* BEGIN INFORMATION GIVEN *
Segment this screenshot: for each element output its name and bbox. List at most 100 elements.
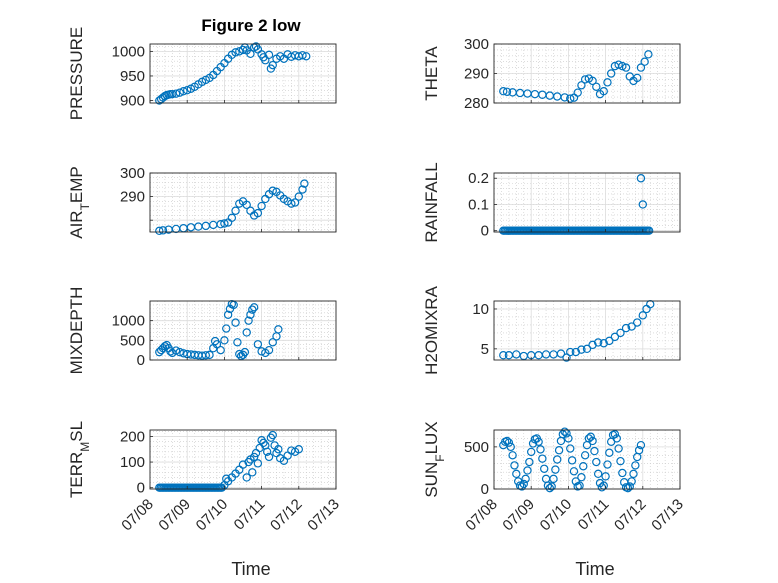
y-tick-label: 280 — [464, 95, 489, 112]
data-point — [573, 88, 582, 97]
y-tick-label: 1000 — [112, 43, 145, 60]
data-point — [625, 482, 634, 491]
y-tick-label: 1000 — [112, 313, 145, 330]
data-point — [510, 461, 519, 470]
subplot-5: 0 500 1000 MIXDEPTH — [67, 287, 337, 374]
data-point — [540, 464, 549, 473]
x-tick-label: 07/12 — [267, 496, 306, 535]
data-point — [274, 325, 283, 334]
data-point — [586, 432, 595, 441]
data-point — [242, 473, 251, 482]
data-point — [268, 186, 277, 195]
data-point — [616, 328, 625, 338]
data-point — [240, 347, 250, 357]
y-tick-label: 0.1 — [468, 196, 489, 213]
data-point — [627, 477, 636, 486]
data-point — [593, 469, 603, 479]
data-point — [248, 468, 257, 477]
axes-frame — [149, 429, 337, 490]
x-tick-label: 07/08 — [462, 496, 501, 535]
y-tick-label: 100 — [120, 454, 145, 471]
data-point — [631, 461, 640, 470]
plot-area — [494, 173, 680, 232]
data-point — [242, 200, 251, 210]
x-tick-label: 07/13 — [304, 496, 343, 535]
data-point — [171, 89, 181, 98]
data-point — [182, 86, 192, 95]
y-tick-label: 300 — [464, 36, 489, 53]
data-point — [590, 446, 599, 456]
data-point — [618, 61, 627, 71]
y-tick-label: 200 — [120, 428, 145, 445]
y-tick-label: 900 — [120, 93, 145, 110]
data-point — [519, 479, 528, 489]
data-point — [638, 200, 648, 209]
data-point — [612, 434, 621, 443]
data-point — [562, 353, 571, 362]
data-point — [268, 430, 277, 440]
data-point — [629, 469, 638, 479]
x-tick-label: 07/09 — [499, 496, 538, 535]
y-axis-label: RAINFALL — [422, 162, 441, 242]
data-point — [566, 444, 575, 453]
data-point — [601, 472, 610, 481]
data-point — [205, 350, 214, 360]
data-point — [238, 45, 248, 55]
data-point — [158, 226, 168, 235]
data-point — [246, 310, 255, 319]
data-point — [201, 351, 210, 360]
data-point — [231, 48, 240, 57]
data-point — [499, 86, 508, 96]
subplot-3: 290 300 AIRTEMP — [67, 165, 337, 239]
data-point — [638, 311, 648, 320]
data-point — [582, 344, 592, 354]
data-point — [227, 213, 237, 223]
axes-frame — [149, 172, 337, 233]
data-point — [300, 179, 309, 188]
data-point — [523, 466, 532, 475]
x-tick-label: 07/11 — [575, 496, 613, 534]
data-point — [534, 437, 543, 446]
data-point — [545, 483, 555, 493]
data-point — [242, 328, 251, 337]
data-point — [606, 69, 616, 78]
axes-frame — [493, 300, 681, 361]
data-point — [266, 433, 276, 442]
data-point — [618, 468, 627, 478]
data-point — [566, 94, 575, 103]
y-axis-label: H2OMIXRA — [422, 285, 441, 374]
axes-frame — [493, 172, 681, 233]
data-point — [287, 199, 296, 208]
data-point — [616, 456, 625, 466]
data-point — [517, 482, 527, 491]
axes-frame — [493, 429, 681, 490]
data-point — [508, 451, 517, 460]
data-point — [504, 438, 514, 447]
data-point — [249, 303, 259, 312]
data-point — [521, 474, 530, 484]
data-point — [290, 198, 300, 207]
data-point — [566, 347, 575, 357]
data-point — [579, 462, 588, 471]
data-point — [212, 340, 222, 349]
data-point — [577, 345, 586, 354]
data-point — [231, 206, 240, 215]
data-point — [580, 451, 590, 460]
data-point — [536, 445, 545, 454]
data-point — [268, 338, 277, 347]
data-point — [274, 445, 283, 454]
data-point — [253, 459, 263, 468]
y-tick-label: 0 — [137, 352, 145, 369]
x-axis-label-right: Time — [575, 559, 614, 579]
data-point — [588, 436, 597, 446]
data-point — [294, 445, 303, 454]
y-tick-label: 0 — [481, 223, 489, 240]
data-point — [560, 427, 569, 436]
subplot-1: 900 950 1000 PRESSURE — [67, 27, 337, 121]
data-point — [634, 446, 644, 455]
data-point — [217, 483, 226, 492]
data-point — [621, 323, 631, 333]
y-axis-label: PRESSURE — [67, 27, 86, 121]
* END INFORMATION GIVEN *
## SET PROBLEM
Copy the listing above line for line, leaving out the picture.

## RESULT BELOW
Segment this screenshot: for each element output its name and bbox. List at most 100 elements.
y-tick-label: 280 — [464, 95, 489, 112]
data-point — [573, 88, 582, 97]
y-tick-label: 1000 — [112, 43, 145, 60]
data-point — [625, 482, 634, 491]
y-tick-label: 1000 — [112, 313, 145, 330]
data-point — [510, 461, 519, 470]
subplot-5: 0 500 1000 MIXDEPTH — [67, 287, 337, 374]
data-point — [540, 464, 549, 473]
x-tick-label: 07/12 — [267, 496, 306, 535]
data-point — [274, 325, 283, 334]
data-point — [586, 432, 595, 441]
data-point — [242, 473, 251, 482]
data-point — [268, 186, 277, 195]
data-point — [616, 328, 625, 338]
data-point — [240, 347, 250, 357]
y-tick-label: 0.1 — [468, 196, 489, 213]
data-point — [627, 477, 636, 486]
data-point — [593, 469, 603, 479]
data-point — [248, 468, 257, 477]
axes-frame — [149, 429, 337, 490]
x-tick-label: 07/08 — [462, 496, 501, 535]
y-tick-label: 100 — [120, 454, 145, 471]
data-point — [631, 461, 640, 470]
plot-area — [494, 173, 680, 232]
data-point — [242, 200, 251, 210]
x-tick-label: 07/13 — [304, 496, 343, 535]
data-point — [171, 89, 181, 98]
data-point — [182, 86, 192, 95]
y-tick-label: 300 — [464, 36, 489, 53]
data-point — [590, 446, 599, 456]
data-point — [618, 61, 627, 71]
y-tick-label: 200 — [120, 428, 145, 445]
y-tick-label: 900 — [120, 93, 145, 110]
data-point — [519, 479, 528, 489]
data-point — [638, 200, 648, 209]
data-point — [612, 434, 621, 443]
data-point — [562, 353, 571, 362]
data-point — [268, 430, 277, 440]
data-point — [629, 469, 638, 479]
x-tick-label: 07/09 — [499, 496, 538, 535]
y-axis-label: RAINFALL — [422, 162, 441, 242]
data-point — [566, 444, 575, 453]
data-point — [601, 472, 610, 481]
data-point — [205, 350, 214, 360]
data-point — [238, 45, 248, 55]
data-point — [158, 226, 168, 235]
data-point — [246, 310, 255, 319]
data-point — [201, 351, 210, 360]
data-point — [231, 48, 240, 57]
data-point — [499, 86, 508, 96]
subplot-3: 290 300 AIRTEMP — [67, 165, 337, 239]
data-point — [638, 311, 648, 320]
data-point — [582, 344, 592, 354]
data-point — [227, 213, 237, 223]
axes-frame — [149, 172, 337, 233]
data-point — [300, 179, 309, 188]
data-point — [523, 466, 532, 475]
x-tick-label: 07/11 — [575, 496, 613, 534]
data-point — [534, 437, 543, 446]
data-point — [545, 483, 555, 493]
data-point — [242, 328, 251, 337]
data-point — [606, 69, 616, 78]
axes-frame — [493, 300, 681, 361]
data-point — [266, 433, 276, 442]
data-point — [618, 468, 627, 478]
data-point — [566, 94, 575, 103]
y-axis-label: H2OMIXRA — [422, 285, 441, 374]
axes-frame — [493, 172, 681, 233]
data-point — [287, 199, 296, 208]
data-point — [616, 456, 625, 466]
data-point — [517, 482, 527, 491]
axes-frame — [493, 429, 681, 490]
data-point — [508, 451, 517, 460]
data-point — [504, 438, 514, 447]
data-point — [249, 303, 259, 312]
data-point — [521, 474, 530, 484]
data-point — [290, 198, 300, 207]
data-point — [566, 347, 575, 357]
data-point — [579, 462, 588, 471]
data-point — [212, 340, 222, 349]
data-point — [577, 345, 586, 354]
data-point — [231, 206, 240, 215]
data-point — [580, 451, 590, 460]
data-point — [536, 445, 545, 454]
data-point — [268, 338, 277, 347]
data-point — [274, 445, 283, 454]
data-point — [253, 459, 263, 468]
y-tick-label: 0 — [137, 352, 145, 369]
x-axis-label-right: Time — [575, 559, 614, 579]
data-point — [588, 436, 597, 446]
data-point — [294, 445, 303, 454]
y-tick-label: 0 — [481, 223, 489, 240]
data-point — [560, 427, 569, 436]
subplot-1: 900 950 1000 PRESSURE — [67, 27, 337, 121]
data-point — [634, 446, 644, 455]
data-point — [217, 483, 226, 492]
data-point — [621, 323, 631, 333]
y-axis-label: PRESSURE — [67, 27, 86, 121]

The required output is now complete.